BEGIN

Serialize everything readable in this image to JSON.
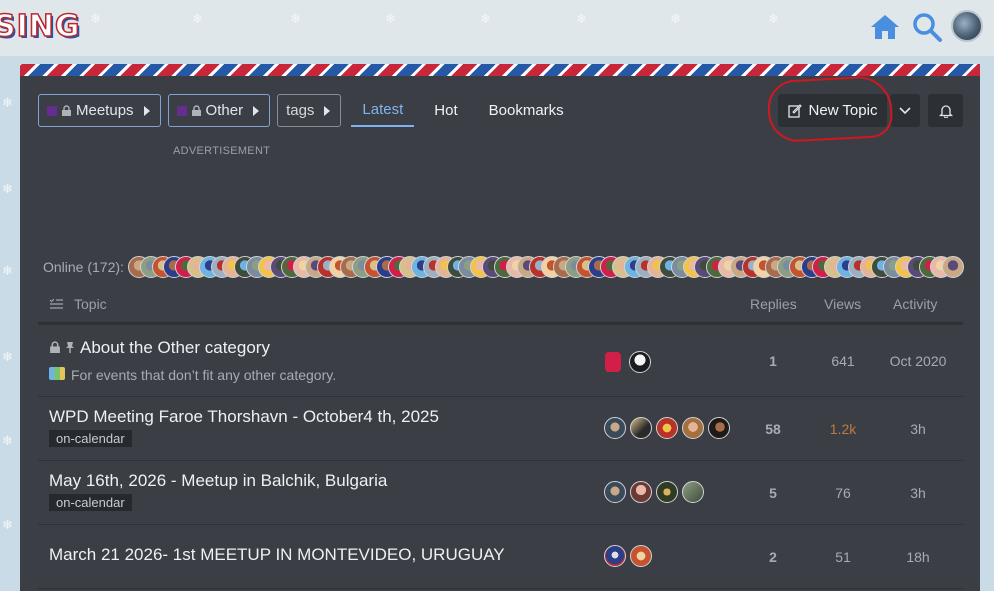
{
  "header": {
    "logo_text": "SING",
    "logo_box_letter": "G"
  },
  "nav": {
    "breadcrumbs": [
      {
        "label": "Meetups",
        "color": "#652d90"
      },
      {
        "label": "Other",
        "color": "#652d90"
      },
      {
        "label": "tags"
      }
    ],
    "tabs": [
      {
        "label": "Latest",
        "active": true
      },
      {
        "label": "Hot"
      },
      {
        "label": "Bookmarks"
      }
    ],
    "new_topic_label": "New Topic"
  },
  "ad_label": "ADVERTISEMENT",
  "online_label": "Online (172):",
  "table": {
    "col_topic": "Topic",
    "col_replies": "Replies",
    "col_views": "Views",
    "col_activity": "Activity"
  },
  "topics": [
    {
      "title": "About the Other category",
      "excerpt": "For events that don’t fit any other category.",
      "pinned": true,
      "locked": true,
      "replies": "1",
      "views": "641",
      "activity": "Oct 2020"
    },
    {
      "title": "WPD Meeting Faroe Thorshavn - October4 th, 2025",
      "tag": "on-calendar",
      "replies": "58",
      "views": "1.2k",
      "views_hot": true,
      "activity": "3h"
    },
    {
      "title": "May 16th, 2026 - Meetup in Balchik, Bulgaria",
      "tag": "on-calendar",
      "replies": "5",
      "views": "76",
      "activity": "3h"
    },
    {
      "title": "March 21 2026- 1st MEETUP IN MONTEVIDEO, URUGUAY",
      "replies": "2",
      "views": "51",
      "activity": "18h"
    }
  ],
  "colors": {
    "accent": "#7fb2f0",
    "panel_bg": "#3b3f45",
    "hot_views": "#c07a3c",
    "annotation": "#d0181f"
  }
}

END

Leave out all images, then reproduce the entries above exactly.

### Answer to this problem
Serialize everything readable in this image to JSON.
{
  "header": {
    "logo_text": "SING",
    "logo_box_letter": "G"
  },
  "nav": {
    "breadcrumbs": [
      {
        "label": "Meetups",
        "color": "#652d90"
      },
      {
        "label": "Other",
        "color": "#652d90"
      },
      {
        "label": "tags"
      }
    ],
    "tabs": [
      {
        "label": "Latest",
        "active": true
      },
      {
        "label": "Hot"
      },
      {
        "label": "Bookmarks"
      }
    ],
    "new_topic_label": "New Topic"
  },
  "ad_label": "ADVERTISEMENT",
  "online_label": "Online (172):",
  "table": {
    "col_topic": "Topic",
    "col_replies": "Replies",
    "col_views": "Views",
    "col_activity": "Activity"
  },
  "topics": [
    {
      "title": "About the Other category",
      "excerpt": "For events that don’t fit any other category.",
      "pinned": true,
      "locked": true,
      "replies": "1",
      "views": "641",
      "activity": "Oct 2020"
    },
    {
      "title": "WPD Meeting Faroe Thorshavn - October4 th, 2025",
      "tag": "on-calendar",
      "replies": "58",
      "views": "1.2k",
      "views_hot": true,
      "activity": "3h"
    },
    {
      "title": "May 16th, 2026 - Meetup in Balchik, Bulgaria",
      "tag": "on-calendar",
      "replies": "5",
      "views": "76",
      "activity": "3h"
    },
    {
      "title": "March 21 2026- 1st MEETUP IN MONTEVIDEO, URUGUAY",
      "replies": "2",
      "views": "51",
      "activity": "18h"
    }
  ],
  "colors": {
    "accent": "#7fb2f0",
    "panel_bg": "#3b3f45",
    "hot_views": "#c07a3c",
    "annotation": "#d0181f"
  }
}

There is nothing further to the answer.